Task instructions
Print the records again, character for character.

Extracted data entries:
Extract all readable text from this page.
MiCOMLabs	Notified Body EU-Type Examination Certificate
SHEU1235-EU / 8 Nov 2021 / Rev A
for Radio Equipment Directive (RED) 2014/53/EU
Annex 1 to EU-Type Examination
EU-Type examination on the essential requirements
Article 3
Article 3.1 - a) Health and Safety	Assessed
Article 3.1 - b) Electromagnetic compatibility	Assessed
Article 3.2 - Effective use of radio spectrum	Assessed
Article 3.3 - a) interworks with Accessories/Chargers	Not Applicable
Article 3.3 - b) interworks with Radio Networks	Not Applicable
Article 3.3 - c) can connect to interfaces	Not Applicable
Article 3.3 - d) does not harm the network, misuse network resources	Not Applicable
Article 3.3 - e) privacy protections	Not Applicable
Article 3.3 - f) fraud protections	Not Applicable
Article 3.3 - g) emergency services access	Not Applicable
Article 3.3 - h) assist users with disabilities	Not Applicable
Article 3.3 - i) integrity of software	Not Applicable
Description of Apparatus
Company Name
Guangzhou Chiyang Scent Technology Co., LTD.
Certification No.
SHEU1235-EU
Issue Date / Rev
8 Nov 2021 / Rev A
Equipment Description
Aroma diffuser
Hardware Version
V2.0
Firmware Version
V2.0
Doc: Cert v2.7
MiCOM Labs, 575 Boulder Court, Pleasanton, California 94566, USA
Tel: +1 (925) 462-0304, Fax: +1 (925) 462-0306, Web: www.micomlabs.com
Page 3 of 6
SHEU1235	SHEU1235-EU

Result of the exercise
Extract all readable text from this page.
MiCOMLabs	Notified Body EU-Type Examination Certificate
SHEU1235-EU / 8 Nov 2021 / Rev A
for Radio Equipment Directive (RED) 2014/53/EU
Annex 1 to EU-Type Examination
EU-Type examination on the essential requirements
Article 3
Article 3.1 - a) Health and Safety	Assessed
Article 3.1 - b) Electromagnetic compatibility	Assessed
Article 3.2 - Effective use of radio spectrum	Assessed
Article 3.3 - a) interworks with Accessories/Chargers	Not Applicable
Article 3.3 - b) interworks with Radio Networks	Not Applicable
Article 3.3 - c) can connect to interfaces	Not Applicable
Article 3.3 - d) does not harm the network, misuse network resources	Not Applicable
Article 3.3 - e) privacy protections	Not Applicable
Article 3.3 - f) fraud protections	Not Applicable
Article 3.3 - g) emergency services access	Not Applicable
Article 3.3 - h) assist users with disabilities	Not Applicable
Article 3.3 - i) integrity of software	Not Applicable
Description of Apparatus
Company Name
Guangzhou Chiyang Scent Technology Co., LTD.
Certification No.
SHEU1235-EU
Issue Date / Rev
8 Nov 2021 / Rev A
Equipment Description
Aroma diffuser
Hardware Version
V2.0
Firmware Version
V2.0
Doc: Cert v2.7
MiCOM Labs, 575 Boulder Court, Pleasanton, California 94566, USA
Tel: +1 (925) 462-0304, Fax: +1 (925) 462-0306, Web: www.micomlabs.com
Page 3 of 6
SHEU1235	SHEU1235-EU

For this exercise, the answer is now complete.